____ MATERIAL PROVIDED

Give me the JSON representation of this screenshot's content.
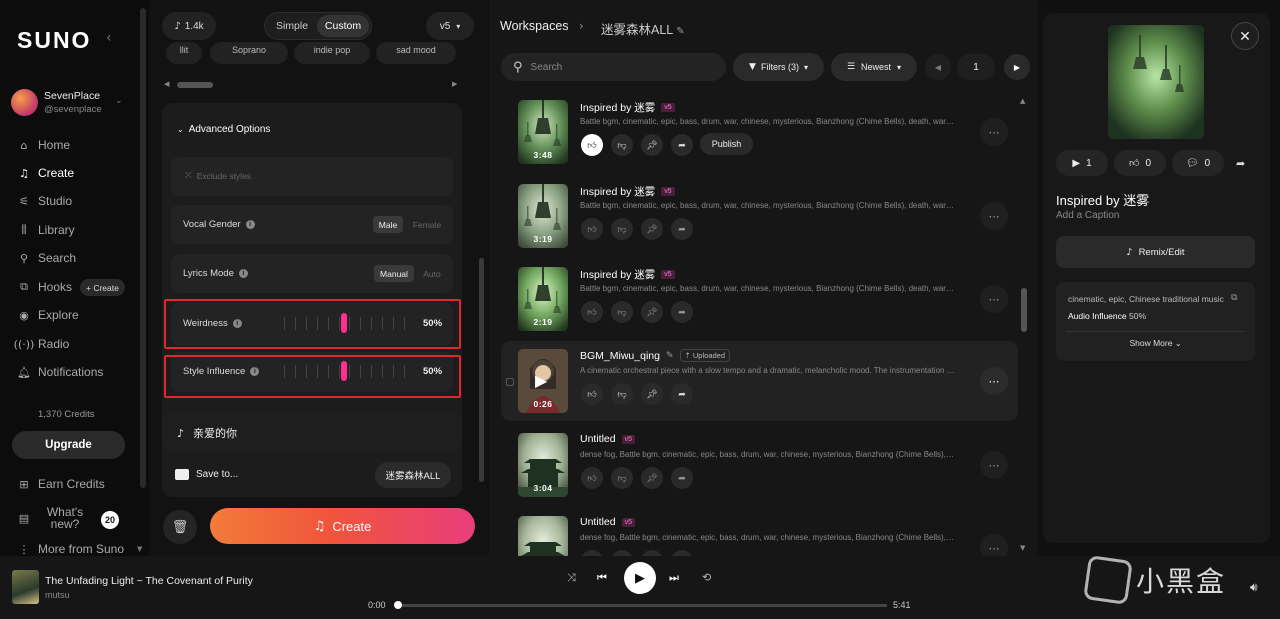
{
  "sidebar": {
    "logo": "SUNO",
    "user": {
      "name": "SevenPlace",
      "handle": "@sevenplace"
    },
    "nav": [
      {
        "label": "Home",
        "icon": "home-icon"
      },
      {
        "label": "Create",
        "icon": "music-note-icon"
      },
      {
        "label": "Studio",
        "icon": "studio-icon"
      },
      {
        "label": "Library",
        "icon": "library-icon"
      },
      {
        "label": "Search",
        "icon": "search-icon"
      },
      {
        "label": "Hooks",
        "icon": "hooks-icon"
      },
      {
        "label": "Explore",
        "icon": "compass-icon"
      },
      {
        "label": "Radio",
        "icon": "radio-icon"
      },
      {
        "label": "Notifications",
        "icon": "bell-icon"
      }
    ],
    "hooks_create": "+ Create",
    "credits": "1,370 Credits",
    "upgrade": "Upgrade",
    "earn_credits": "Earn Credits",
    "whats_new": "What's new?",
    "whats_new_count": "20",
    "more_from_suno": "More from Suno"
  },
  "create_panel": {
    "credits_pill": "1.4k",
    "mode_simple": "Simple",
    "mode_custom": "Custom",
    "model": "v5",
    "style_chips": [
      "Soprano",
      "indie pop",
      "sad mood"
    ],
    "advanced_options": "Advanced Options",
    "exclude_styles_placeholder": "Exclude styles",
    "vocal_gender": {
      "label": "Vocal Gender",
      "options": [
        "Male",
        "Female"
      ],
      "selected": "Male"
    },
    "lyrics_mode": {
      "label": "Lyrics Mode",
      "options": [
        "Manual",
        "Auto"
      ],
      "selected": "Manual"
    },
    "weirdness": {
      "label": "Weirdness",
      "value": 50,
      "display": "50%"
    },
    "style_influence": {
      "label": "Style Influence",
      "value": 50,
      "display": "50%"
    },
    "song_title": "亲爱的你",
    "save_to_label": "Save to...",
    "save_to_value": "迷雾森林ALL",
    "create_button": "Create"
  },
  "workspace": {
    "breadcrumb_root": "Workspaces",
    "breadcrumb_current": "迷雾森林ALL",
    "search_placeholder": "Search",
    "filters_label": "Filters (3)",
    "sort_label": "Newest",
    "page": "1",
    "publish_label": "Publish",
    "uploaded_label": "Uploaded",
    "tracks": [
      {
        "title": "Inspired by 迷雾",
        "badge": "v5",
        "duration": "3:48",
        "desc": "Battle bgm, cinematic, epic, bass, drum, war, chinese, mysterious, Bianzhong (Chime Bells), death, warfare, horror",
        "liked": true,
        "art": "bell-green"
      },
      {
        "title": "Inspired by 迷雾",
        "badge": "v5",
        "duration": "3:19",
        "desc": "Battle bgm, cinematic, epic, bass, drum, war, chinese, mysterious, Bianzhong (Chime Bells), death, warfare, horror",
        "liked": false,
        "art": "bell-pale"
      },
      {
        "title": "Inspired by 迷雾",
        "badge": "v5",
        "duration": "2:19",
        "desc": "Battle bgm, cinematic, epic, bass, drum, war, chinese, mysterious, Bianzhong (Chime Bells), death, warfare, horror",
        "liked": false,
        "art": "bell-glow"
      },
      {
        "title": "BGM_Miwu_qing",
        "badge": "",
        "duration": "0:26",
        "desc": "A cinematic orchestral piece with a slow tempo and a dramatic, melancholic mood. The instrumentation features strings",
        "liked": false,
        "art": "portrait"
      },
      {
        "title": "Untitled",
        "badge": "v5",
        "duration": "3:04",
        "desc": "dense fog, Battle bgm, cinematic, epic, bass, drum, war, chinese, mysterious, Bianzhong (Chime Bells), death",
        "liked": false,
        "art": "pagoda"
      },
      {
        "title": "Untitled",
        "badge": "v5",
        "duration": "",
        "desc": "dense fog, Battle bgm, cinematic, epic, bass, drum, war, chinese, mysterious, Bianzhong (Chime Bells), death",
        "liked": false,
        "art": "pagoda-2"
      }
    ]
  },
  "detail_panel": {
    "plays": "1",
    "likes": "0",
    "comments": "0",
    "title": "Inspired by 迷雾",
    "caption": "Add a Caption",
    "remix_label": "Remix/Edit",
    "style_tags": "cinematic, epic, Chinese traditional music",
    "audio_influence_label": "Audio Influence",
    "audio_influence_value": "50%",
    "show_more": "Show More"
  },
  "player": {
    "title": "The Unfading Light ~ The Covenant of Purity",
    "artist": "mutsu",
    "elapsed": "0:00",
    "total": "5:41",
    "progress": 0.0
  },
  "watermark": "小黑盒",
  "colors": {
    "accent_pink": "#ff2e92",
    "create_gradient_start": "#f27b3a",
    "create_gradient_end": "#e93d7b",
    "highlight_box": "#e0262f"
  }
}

________
____ MATERIAL PROVIDED

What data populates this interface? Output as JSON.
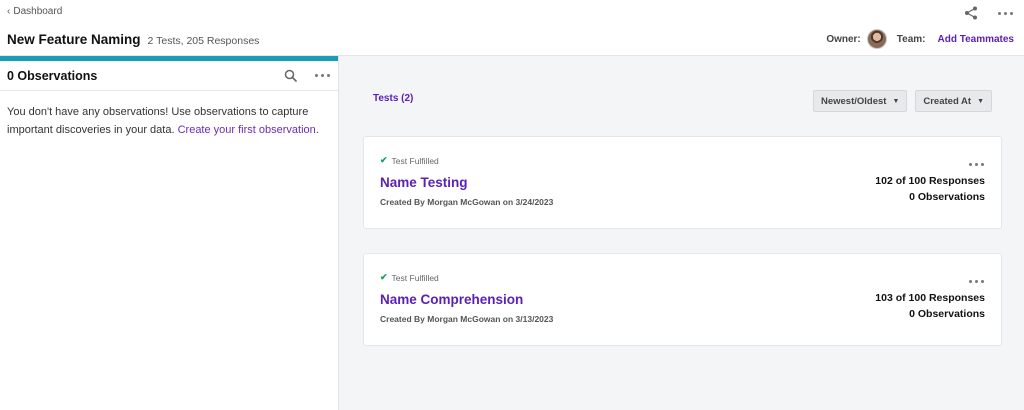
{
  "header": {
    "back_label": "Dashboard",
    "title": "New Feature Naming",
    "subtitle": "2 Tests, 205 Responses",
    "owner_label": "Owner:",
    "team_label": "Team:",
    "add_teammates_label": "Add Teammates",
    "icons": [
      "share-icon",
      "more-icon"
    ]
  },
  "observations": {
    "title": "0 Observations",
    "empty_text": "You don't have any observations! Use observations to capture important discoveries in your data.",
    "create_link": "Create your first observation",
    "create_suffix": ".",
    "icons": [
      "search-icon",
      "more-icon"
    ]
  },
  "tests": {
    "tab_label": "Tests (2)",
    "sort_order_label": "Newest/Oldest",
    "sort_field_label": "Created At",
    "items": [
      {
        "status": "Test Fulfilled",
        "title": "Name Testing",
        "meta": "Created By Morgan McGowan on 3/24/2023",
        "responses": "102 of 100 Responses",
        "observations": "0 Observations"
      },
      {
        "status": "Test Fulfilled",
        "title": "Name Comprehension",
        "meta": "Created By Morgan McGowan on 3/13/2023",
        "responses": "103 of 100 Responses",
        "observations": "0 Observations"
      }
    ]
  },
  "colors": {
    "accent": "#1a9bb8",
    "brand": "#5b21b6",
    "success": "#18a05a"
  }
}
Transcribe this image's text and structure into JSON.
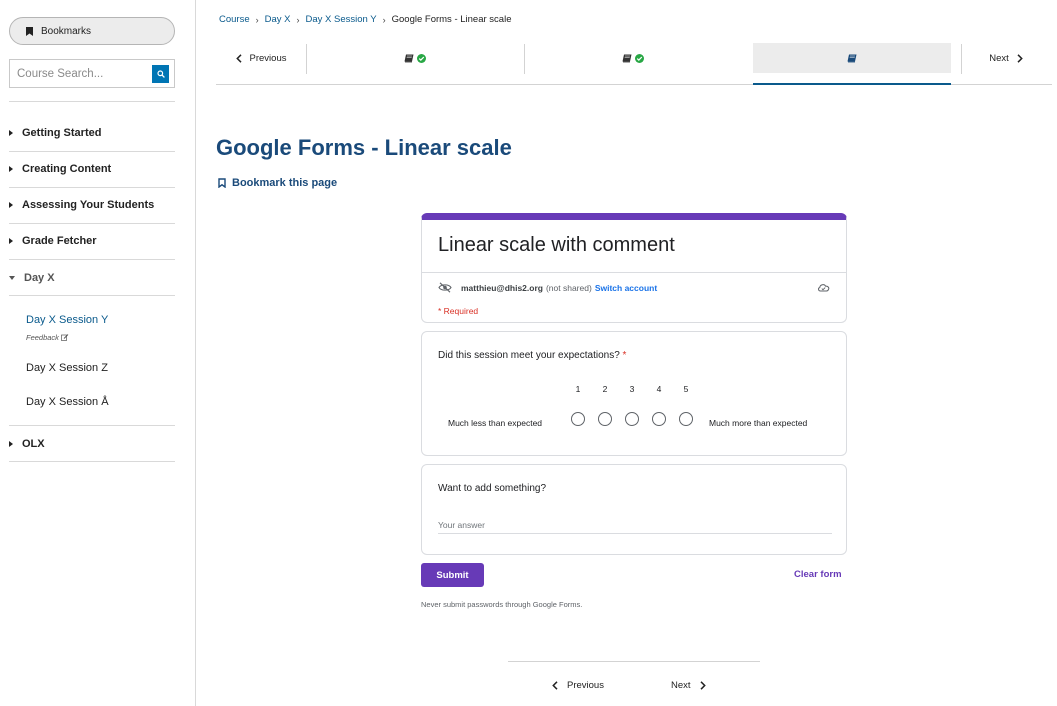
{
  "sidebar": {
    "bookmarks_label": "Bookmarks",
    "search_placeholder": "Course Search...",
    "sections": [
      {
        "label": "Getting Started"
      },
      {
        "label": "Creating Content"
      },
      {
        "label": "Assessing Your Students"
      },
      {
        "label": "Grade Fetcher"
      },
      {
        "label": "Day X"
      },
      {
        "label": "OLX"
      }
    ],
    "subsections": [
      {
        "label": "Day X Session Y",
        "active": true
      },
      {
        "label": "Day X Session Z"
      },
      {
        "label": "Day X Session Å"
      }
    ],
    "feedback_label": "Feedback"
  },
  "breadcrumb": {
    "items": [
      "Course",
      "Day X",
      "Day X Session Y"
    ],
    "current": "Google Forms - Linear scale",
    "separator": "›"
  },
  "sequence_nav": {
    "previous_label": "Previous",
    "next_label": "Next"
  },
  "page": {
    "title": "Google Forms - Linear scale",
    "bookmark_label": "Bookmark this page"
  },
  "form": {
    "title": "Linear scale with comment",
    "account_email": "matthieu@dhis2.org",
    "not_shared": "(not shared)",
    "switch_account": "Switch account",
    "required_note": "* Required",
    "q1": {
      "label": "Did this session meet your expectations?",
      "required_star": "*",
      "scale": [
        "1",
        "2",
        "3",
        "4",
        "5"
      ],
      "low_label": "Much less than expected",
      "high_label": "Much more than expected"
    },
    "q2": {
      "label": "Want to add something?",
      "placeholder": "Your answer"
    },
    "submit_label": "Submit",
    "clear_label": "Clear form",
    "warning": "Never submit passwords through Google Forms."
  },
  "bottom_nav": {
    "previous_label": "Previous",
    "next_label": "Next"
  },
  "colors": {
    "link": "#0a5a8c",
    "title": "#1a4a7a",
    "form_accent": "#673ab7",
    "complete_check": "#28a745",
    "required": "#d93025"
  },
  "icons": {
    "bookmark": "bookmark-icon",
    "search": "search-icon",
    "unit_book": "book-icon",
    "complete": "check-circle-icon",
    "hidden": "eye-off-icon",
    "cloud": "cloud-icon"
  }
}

________

Look over the material above and show each line where "page" appears.

ANSWER BELOW:
    "page": "1",
  "page": {
    "bookmark_label": "Bookmark this page"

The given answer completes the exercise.